(Part of a data file)
------------------------------------------------------------

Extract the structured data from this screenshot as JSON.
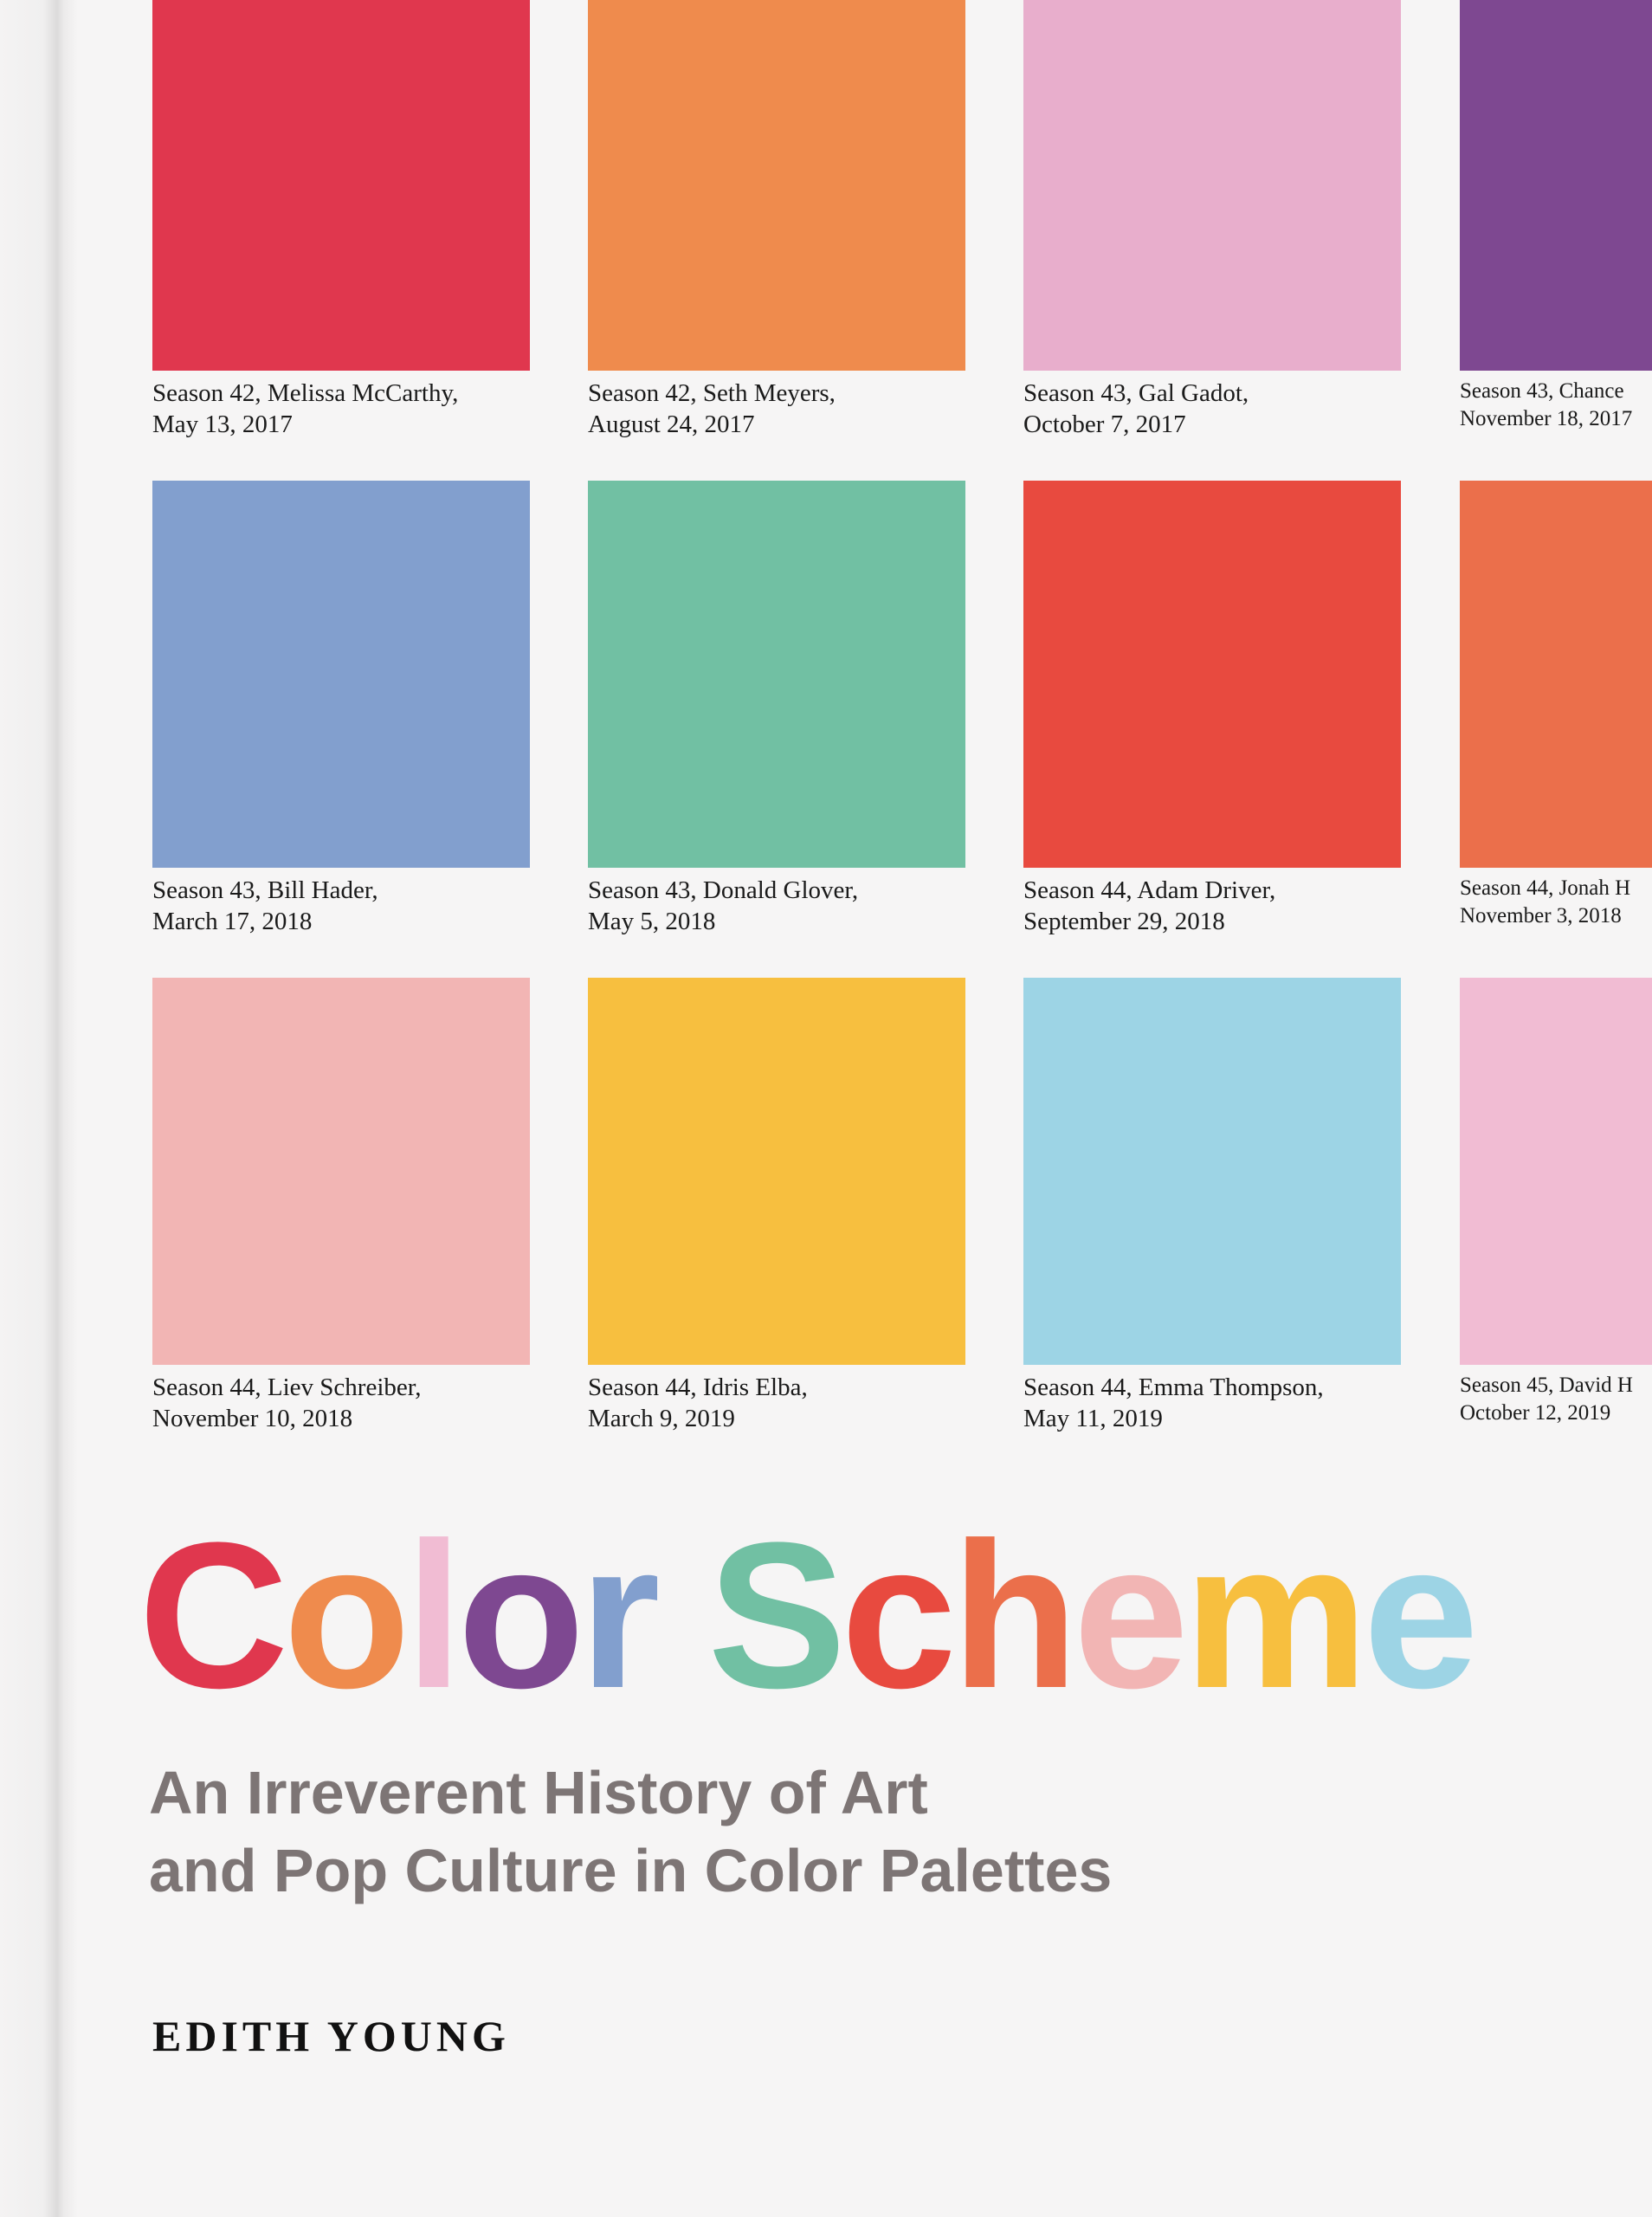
{
  "swatches": [
    {
      "color": "#e0374e",
      "label_line1": "Season 42, Melissa McCarthy,",
      "label_line2": "May 13, 2017"
    },
    {
      "color": "#ef8b4d",
      "label_line1": "Season 42, Seth Meyers,",
      "label_line2": "August 24, 2017"
    },
    {
      "color": "#e8aecc",
      "label_line1": "Season 43, Gal Gadot,",
      "label_line2": "October 7, 2017"
    },
    {
      "color": "#7e4891",
      "label_line1": "Season 43, Chance",
      "label_line2": "November 18, 2017"
    },
    {
      "color": "#829fce",
      "label_line1": "Season 43, Bill Hader,",
      "label_line2": "March 17, 2018"
    },
    {
      "color": "#71c0a3",
      "label_line1": "Season 43, Donald Glover,",
      "label_line2": "May 5, 2018"
    },
    {
      "color": "#e84a3f",
      "label_line1": "Season 44, Adam Driver,",
      "label_line2": "September 29, 2018"
    },
    {
      "color": "#eb6f4b",
      "label_line1": "Season 44, Jonah H",
      "label_line2": "November 3, 2018"
    },
    {
      "color": "#f2b5b4",
      "label_line1": "Season 44, Liev Schreiber,",
      "label_line2": "November 10, 2018"
    },
    {
      "color": "#f7bf3f",
      "label_line1": "Season 44, Idris Elba,",
      "label_line2": "March 9, 2019"
    },
    {
      "color": "#9dd4e5",
      "label_line1": "Season 44, Emma Thompson,",
      "label_line2": "May 11, 2019"
    },
    {
      "color": "#f1bcd3",
      "label_line1": "Season 45, David H",
      "label_line2": "October 12, 2019"
    }
  ],
  "title": {
    "text": "Color Scheme",
    "letters": [
      {
        "ch": "C",
        "color": "#e0374e"
      },
      {
        "ch": "o",
        "color": "#ef8b4d"
      },
      {
        "ch": "l",
        "color": "#f1bcd3"
      },
      {
        "ch": "o",
        "color": "#7e4891"
      },
      {
        "ch": "r",
        "color": "#829fce"
      },
      {
        "ch": " ",
        "color": "#000000"
      },
      {
        "ch": "S",
        "color": "#71c0a3"
      },
      {
        "ch": "c",
        "color": "#e84a3f"
      },
      {
        "ch": "h",
        "color": "#eb6f4b"
      },
      {
        "ch": "e",
        "color": "#f2b5b4"
      },
      {
        "ch": "m",
        "color": "#f7bf3f"
      },
      {
        "ch": "e",
        "color": "#9dd4e5"
      }
    ]
  },
  "subtitle": {
    "line1": "An Irreverent History of Art",
    "line2": "and Pop Culture in Color Palettes"
  },
  "author": "EDITH YOUNG"
}
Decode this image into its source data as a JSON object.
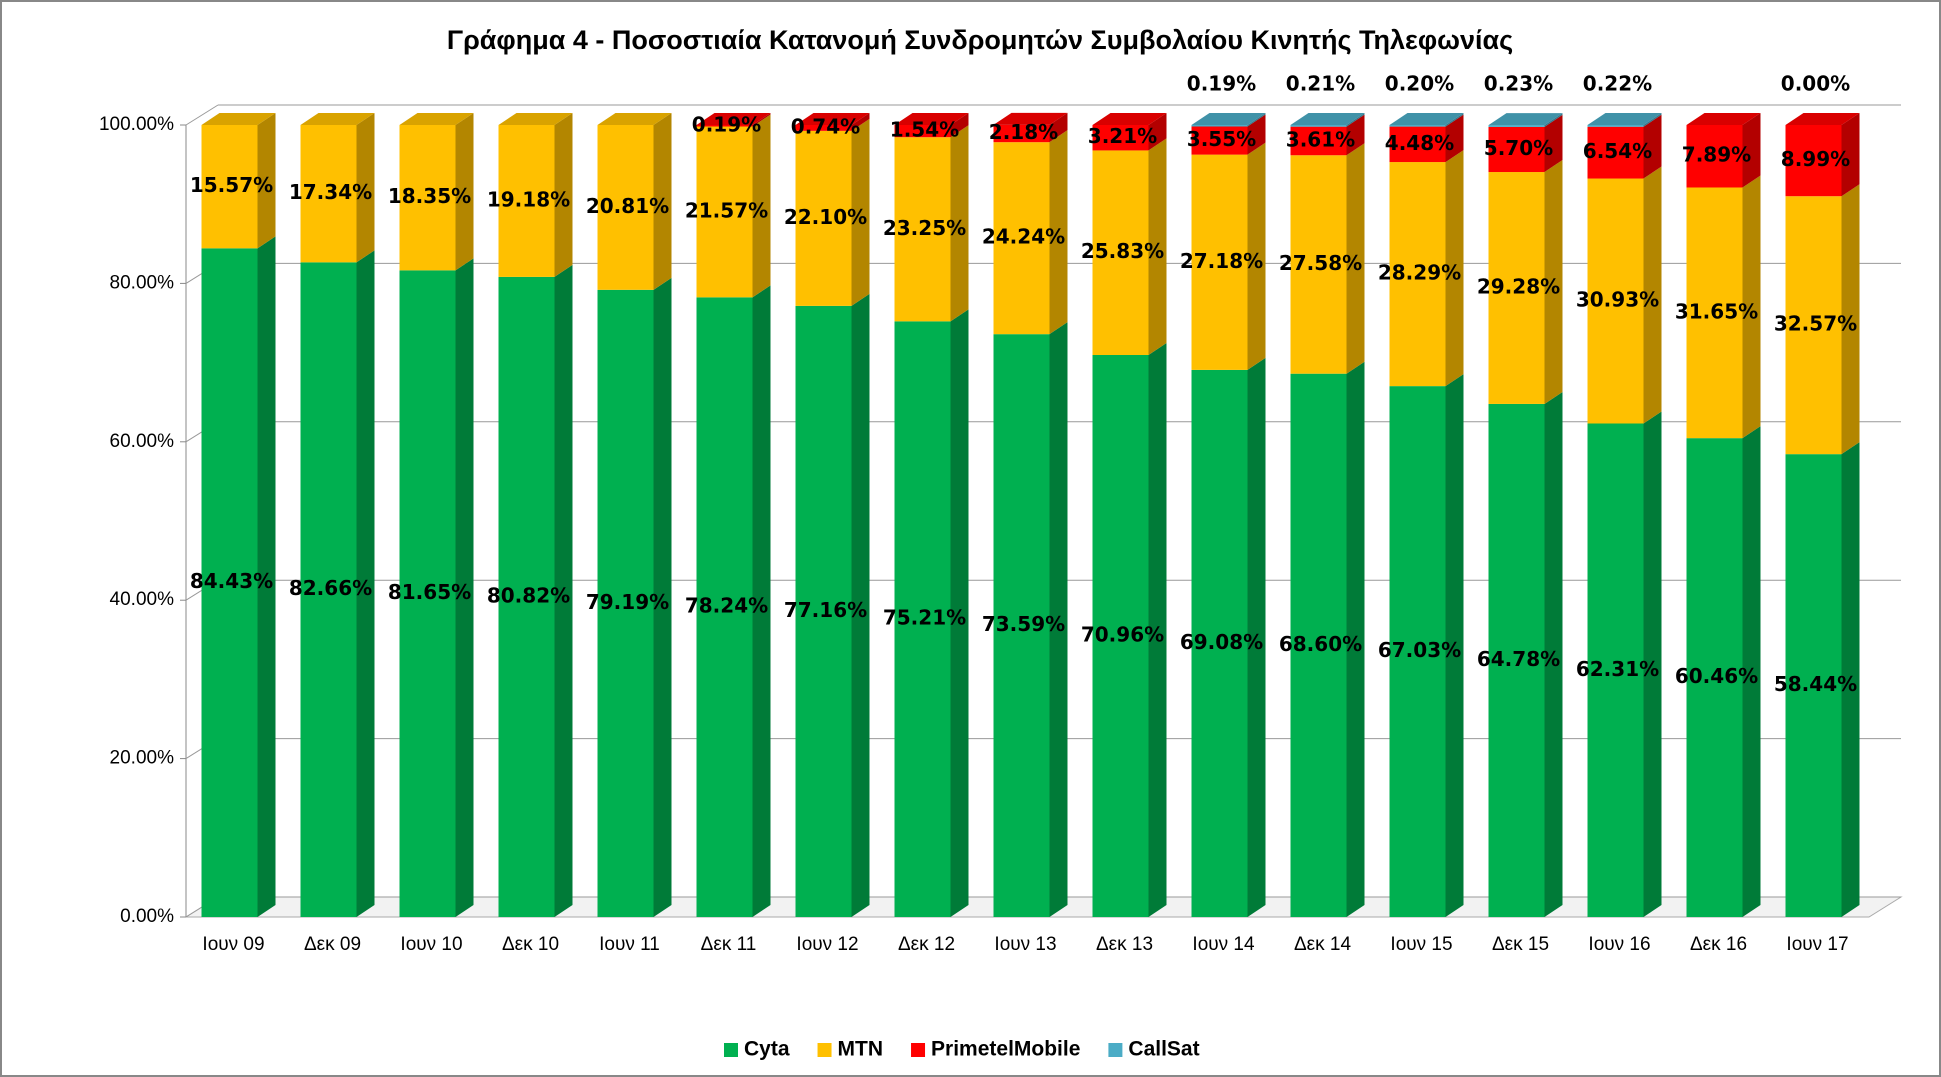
{
  "chart_data": {
    "type": "bar3d_stacked",
    "title": "Γράφημα 4 - Ποσοστιαία Κατανομή Συνδρομητών Συμβολαίου Κινητής Τηλεφωνίας",
    "categories": [
      "Ιουν 09",
      "Δεκ 09",
      "Ιουν 10",
      "Δεκ 10",
      "Ιουν 11",
      "Δεκ 11",
      "Ιουν 12",
      "Δεκ 12",
      "Ιουν 13",
      "Δεκ 13",
      "Ιουν 14",
      "Δεκ 14",
      "Ιουν 15",
      "Δεκ 15",
      "Ιουν 16",
      "Δεκ 16",
      "Ιουν 17"
    ],
    "series": [
      {
        "name": "Cyta",
        "color": "#00b050",
        "values": [
          84.43,
          82.66,
          81.65,
          80.82,
          79.19,
          78.24,
          77.16,
          75.21,
          73.59,
          70.96,
          69.08,
          68.6,
          67.03,
          64.78,
          62.31,
          60.46,
          58.44
        ],
        "value_labels": [
          "84.43%",
          "82.66%",
          "81.65%",
          "80.82%",
          "79.19%",
          "78.24%",
          "77.16%",
          "75.21%",
          "73.59%",
          "70.96%",
          "69.08%",
          "68.60%",
          "67.03%",
          "64.78%",
          "62.31%",
          "60.46%",
          "58.44%"
        ]
      },
      {
        "name": "MTN",
        "color": "#ffc000",
        "values": [
          15.57,
          17.34,
          18.35,
          19.18,
          20.81,
          21.57,
          22.1,
          23.25,
          24.24,
          25.83,
          27.18,
          27.58,
          28.29,
          29.28,
          30.93,
          31.65,
          32.57
        ],
        "value_labels": [
          "15.57%",
          "17.34%",
          "18.35%",
          "19.18%",
          "20.81%",
          "21.57%",
          "22.10%",
          "23.25%",
          "24.24%",
          "25.83%",
          "27.18%",
          "27.58%",
          "28.29%",
          "29.28%",
          "30.93%",
          "31.65%",
          "32.57%"
        ]
      },
      {
        "name": "PrimetelMobile",
        "color": "#ff0000",
        "values": [
          null,
          null,
          null,
          null,
          null,
          0.19,
          0.74,
          1.54,
          2.18,
          3.21,
          3.55,
          3.61,
          4.48,
          5.7,
          6.54,
          7.89,
          8.99
        ],
        "value_labels": [
          null,
          null,
          null,
          null,
          null,
          "0.19%",
          "0.74%",
          "1.54%",
          "2.18%",
          "3.21%",
          "3.55%",
          "3.61%",
          "4.48%",
          "5.70%",
          "6.54%",
          "7.89%",
          "8.99%"
        ]
      },
      {
        "name": "CallSat",
        "color": "#4bacc6",
        "values": [
          null,
          null,
          null,
          null,
          null,
          null,
          null,
          null,
          null,
          null,
          0.19,
          0.21,
          0.2,
          0.23,
          0.22,
          null,
          0.0
        ],
        "value_labels": [
          null,
          null,
          null,
          null,
          null,
          null,
          null,
          null,
          null,
          null,
          "0.19%",
          "0.21%",
          "0.20%",
          "0.23%",
          "0.22%",
          null,
          "0.00%"
        ]
      }
    ],
    "ylim": [
      0,
      100
    ],
    "yticks": [
      {
        "value": 0,
        "label": "0.00%"
      },
      {
        "value": 20,
        "label": "20.00%"
      },
      {
        "value": 40,
        "label": "40.00%"
      },
      {
        "value": 60,
        "label": "60.00%"
      },
      {
        "value": 80,
        "label": "80.00%"
      },
      {
        "value": 100,
        "label": "100.00%"
      }
    ],
    "grid": true,
    "legend": "bottom"
  }
}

------------------------------------------------------------

EXERCISE DIRECTIONS: What is the number of lines that hold the string "name"? Reply with that number alone.

REPLY: 4